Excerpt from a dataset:

==*==

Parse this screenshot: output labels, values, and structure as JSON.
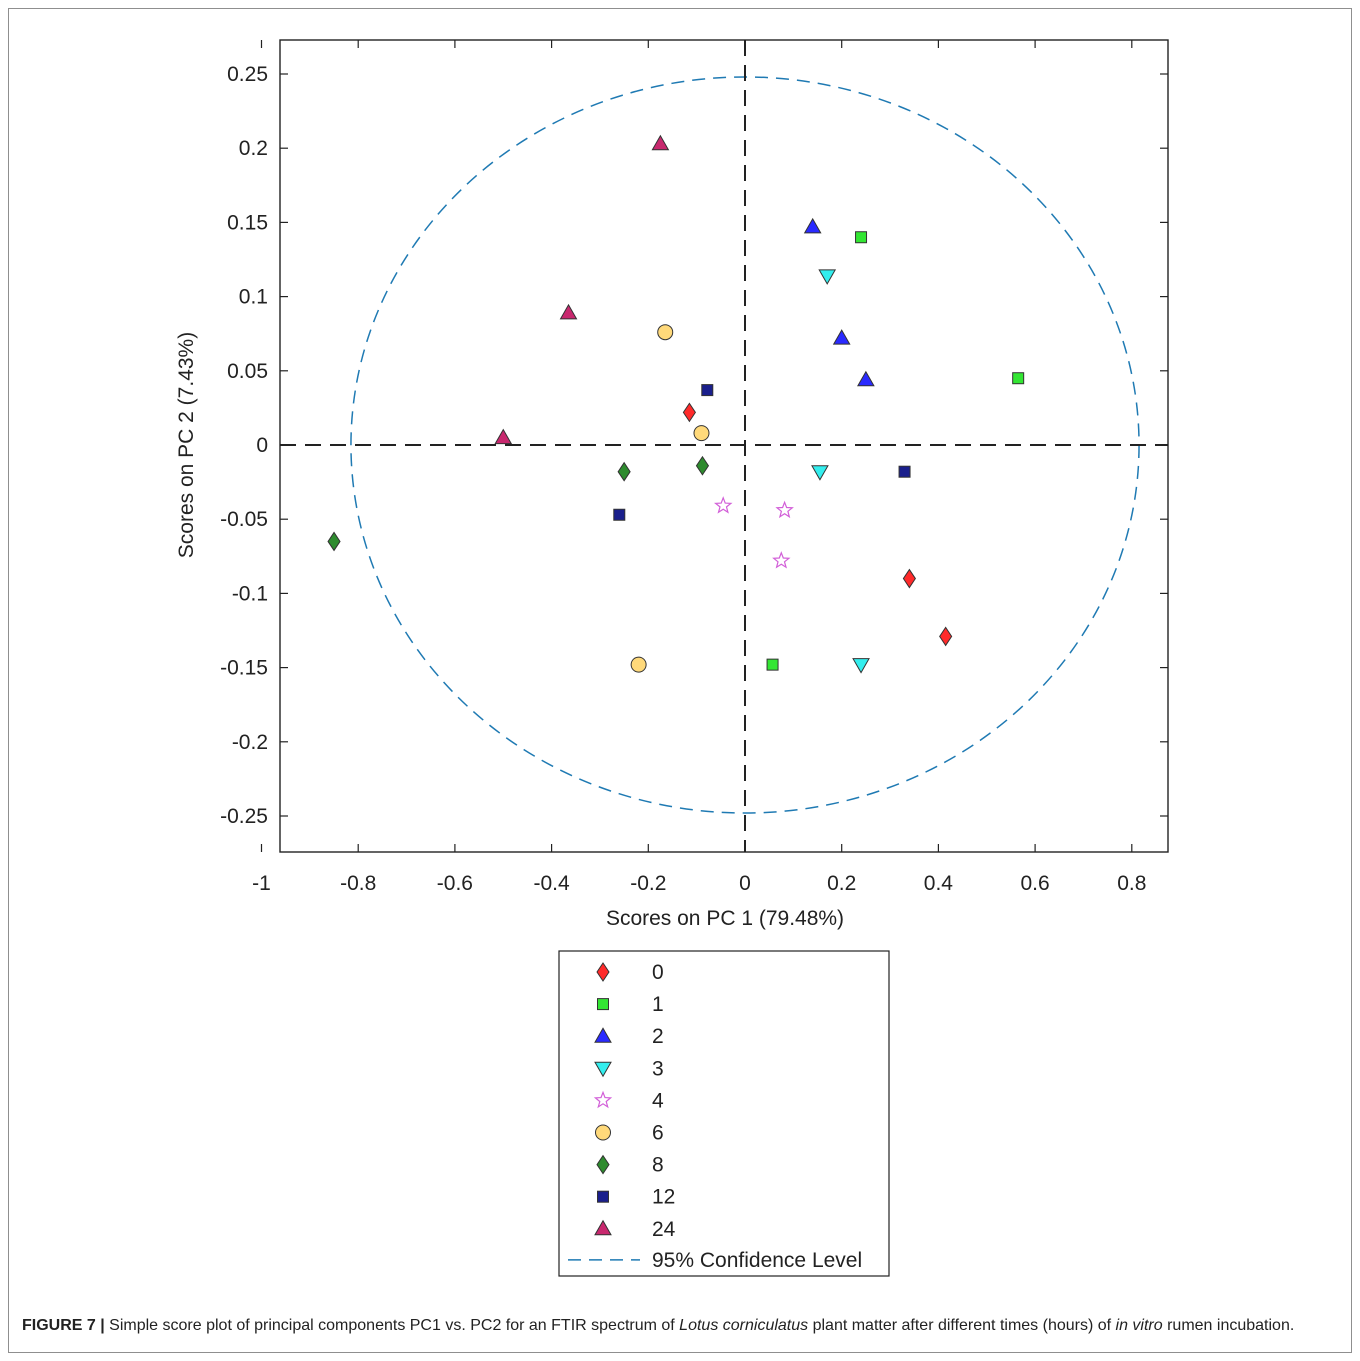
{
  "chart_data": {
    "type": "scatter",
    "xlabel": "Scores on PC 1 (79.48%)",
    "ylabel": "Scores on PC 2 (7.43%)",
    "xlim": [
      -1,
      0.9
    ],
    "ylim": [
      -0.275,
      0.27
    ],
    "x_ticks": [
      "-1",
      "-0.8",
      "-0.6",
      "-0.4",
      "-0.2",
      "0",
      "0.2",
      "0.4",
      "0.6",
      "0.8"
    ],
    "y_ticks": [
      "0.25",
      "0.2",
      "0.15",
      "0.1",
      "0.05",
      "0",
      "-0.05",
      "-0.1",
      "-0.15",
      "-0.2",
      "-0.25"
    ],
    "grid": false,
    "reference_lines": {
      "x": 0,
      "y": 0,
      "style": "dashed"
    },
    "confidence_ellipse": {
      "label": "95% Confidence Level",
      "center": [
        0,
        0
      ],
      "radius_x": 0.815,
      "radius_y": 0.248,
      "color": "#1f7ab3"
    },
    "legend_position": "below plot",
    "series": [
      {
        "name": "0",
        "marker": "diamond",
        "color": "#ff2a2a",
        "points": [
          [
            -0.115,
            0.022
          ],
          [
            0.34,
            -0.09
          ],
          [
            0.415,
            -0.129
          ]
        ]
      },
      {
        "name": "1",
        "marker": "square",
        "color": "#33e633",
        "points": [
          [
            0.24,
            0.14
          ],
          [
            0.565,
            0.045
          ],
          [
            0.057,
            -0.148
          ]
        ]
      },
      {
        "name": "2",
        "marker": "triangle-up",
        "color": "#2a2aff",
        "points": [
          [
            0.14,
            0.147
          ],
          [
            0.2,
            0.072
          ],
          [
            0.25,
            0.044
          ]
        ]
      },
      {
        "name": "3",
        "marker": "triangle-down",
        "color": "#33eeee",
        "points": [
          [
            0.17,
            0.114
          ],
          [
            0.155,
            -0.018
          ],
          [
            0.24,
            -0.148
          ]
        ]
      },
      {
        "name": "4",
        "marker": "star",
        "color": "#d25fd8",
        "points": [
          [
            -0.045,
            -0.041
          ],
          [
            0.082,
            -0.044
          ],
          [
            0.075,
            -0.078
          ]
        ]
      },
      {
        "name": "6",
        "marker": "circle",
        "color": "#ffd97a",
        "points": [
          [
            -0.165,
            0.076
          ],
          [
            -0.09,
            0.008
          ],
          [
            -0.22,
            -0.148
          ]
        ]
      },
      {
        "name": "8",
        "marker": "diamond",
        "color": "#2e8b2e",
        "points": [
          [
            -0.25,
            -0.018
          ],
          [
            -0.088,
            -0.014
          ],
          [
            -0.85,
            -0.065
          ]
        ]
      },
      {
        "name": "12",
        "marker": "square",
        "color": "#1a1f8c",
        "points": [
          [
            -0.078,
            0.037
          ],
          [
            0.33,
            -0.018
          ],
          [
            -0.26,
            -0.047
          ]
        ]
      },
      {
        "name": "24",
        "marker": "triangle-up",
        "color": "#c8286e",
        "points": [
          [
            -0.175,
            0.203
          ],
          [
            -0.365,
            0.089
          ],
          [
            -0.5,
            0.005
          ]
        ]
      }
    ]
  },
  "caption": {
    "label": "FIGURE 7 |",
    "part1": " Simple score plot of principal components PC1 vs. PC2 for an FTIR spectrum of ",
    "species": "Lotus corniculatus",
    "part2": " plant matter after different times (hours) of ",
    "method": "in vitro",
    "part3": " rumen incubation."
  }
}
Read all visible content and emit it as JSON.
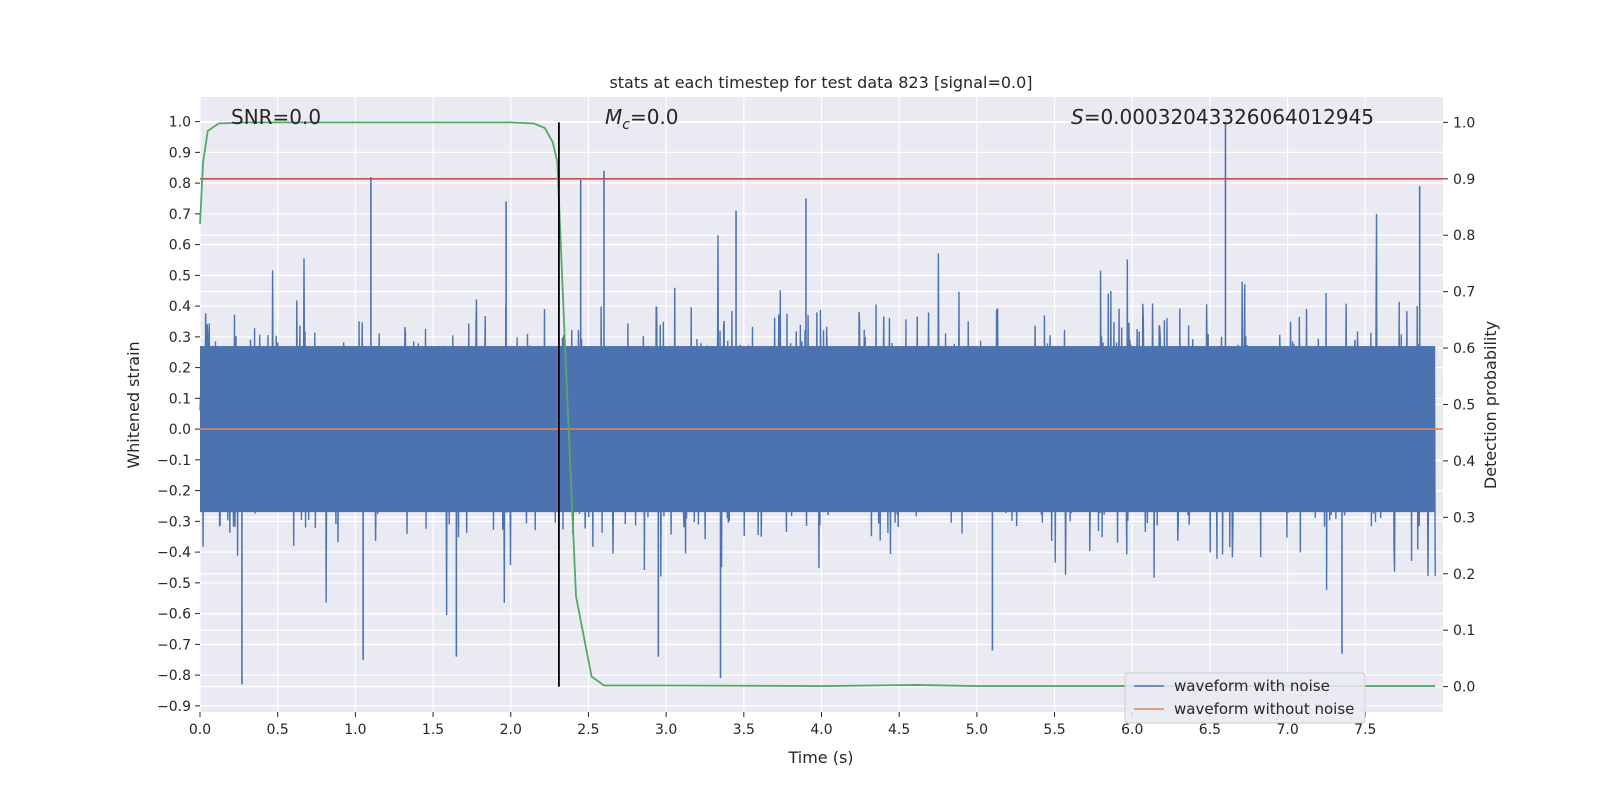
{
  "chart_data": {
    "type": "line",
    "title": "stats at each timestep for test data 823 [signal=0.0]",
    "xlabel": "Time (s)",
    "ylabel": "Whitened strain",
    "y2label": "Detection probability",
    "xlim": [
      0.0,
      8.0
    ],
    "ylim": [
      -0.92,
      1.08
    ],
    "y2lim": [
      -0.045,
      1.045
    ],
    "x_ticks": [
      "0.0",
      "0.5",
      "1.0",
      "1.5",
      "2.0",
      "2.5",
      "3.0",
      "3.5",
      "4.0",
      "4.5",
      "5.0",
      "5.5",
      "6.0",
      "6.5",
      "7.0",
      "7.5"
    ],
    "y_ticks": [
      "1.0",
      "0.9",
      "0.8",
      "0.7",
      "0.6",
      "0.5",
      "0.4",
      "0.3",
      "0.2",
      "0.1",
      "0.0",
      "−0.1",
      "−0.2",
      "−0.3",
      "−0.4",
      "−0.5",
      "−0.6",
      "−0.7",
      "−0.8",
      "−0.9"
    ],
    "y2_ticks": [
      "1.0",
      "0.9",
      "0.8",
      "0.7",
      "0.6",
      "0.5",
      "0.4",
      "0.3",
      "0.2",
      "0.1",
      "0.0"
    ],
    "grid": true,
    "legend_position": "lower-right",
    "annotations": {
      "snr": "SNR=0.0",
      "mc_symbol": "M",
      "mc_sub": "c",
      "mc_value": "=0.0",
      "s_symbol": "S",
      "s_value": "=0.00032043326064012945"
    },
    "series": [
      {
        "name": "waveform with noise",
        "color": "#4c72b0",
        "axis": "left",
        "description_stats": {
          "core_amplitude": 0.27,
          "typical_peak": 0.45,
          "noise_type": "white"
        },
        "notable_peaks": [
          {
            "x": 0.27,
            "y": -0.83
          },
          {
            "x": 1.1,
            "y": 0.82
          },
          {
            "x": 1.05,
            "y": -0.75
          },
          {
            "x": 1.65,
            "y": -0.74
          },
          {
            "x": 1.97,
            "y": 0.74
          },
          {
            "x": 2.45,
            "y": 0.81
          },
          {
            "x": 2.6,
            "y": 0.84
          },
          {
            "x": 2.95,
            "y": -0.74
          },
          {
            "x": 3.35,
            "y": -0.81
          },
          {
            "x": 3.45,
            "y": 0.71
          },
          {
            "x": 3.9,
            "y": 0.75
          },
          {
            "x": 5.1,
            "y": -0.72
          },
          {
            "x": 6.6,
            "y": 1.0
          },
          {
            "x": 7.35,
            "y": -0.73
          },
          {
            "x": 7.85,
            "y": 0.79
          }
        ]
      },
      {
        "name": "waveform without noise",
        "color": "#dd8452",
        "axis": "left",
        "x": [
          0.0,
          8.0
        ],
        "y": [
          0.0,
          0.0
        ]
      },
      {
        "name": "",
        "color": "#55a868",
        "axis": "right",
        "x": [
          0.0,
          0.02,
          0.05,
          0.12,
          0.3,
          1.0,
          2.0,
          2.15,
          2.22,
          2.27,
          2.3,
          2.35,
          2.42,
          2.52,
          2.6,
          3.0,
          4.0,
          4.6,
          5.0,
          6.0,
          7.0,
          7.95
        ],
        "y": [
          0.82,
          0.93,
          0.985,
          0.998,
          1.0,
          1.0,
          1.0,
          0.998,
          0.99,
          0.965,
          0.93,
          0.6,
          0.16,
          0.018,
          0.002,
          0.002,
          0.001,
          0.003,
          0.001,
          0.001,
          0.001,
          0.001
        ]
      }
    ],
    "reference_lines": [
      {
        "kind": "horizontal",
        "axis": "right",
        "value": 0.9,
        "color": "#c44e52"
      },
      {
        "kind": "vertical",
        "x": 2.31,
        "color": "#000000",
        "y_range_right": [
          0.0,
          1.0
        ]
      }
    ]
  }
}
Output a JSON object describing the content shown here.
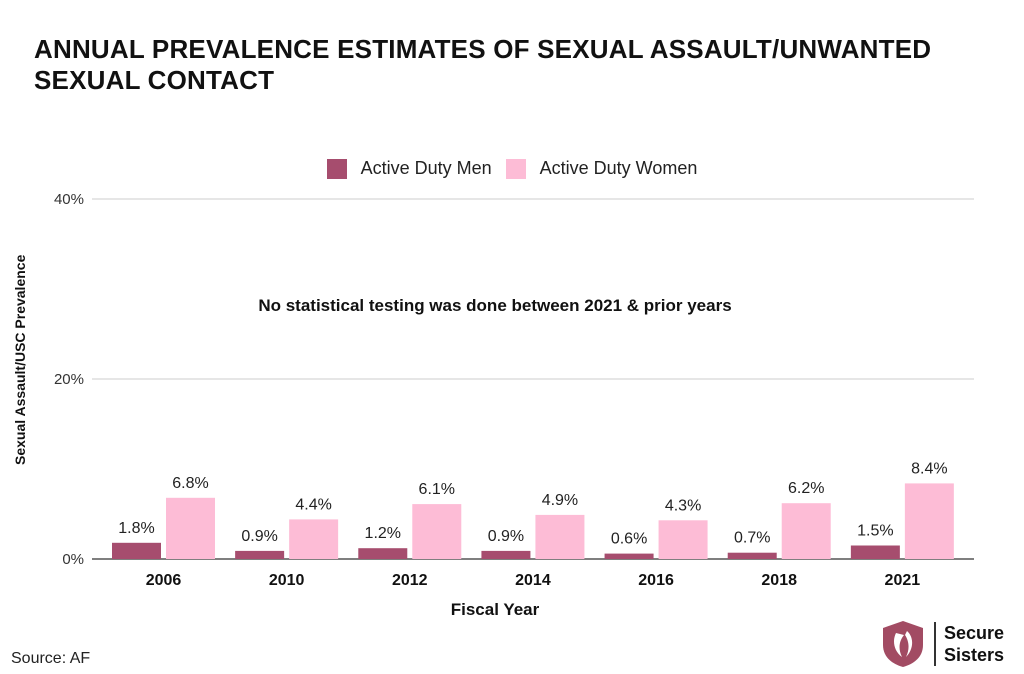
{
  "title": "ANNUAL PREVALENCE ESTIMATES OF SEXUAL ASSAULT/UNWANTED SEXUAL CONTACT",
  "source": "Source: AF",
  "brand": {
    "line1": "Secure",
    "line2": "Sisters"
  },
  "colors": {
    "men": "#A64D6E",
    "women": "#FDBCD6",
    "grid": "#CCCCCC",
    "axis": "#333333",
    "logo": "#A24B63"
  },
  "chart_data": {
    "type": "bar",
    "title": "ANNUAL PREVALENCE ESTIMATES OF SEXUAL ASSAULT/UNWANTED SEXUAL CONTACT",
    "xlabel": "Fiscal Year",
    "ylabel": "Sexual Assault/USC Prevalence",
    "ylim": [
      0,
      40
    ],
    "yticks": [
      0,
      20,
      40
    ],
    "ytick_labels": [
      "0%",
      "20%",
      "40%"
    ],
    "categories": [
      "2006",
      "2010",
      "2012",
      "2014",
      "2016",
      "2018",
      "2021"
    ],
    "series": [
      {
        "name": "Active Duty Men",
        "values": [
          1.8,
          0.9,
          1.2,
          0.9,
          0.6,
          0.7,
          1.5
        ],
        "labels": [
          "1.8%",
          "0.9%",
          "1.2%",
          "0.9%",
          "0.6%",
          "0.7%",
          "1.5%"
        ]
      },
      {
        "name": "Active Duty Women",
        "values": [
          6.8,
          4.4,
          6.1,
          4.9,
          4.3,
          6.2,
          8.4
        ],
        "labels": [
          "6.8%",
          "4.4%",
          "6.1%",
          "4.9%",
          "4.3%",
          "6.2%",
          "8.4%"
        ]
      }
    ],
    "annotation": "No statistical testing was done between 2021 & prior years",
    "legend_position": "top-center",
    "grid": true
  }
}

==*==

Prompt >> Go through the listing above and report how many of its lines contain the word "plot", with only the number as output.

Solution for this problem >> 2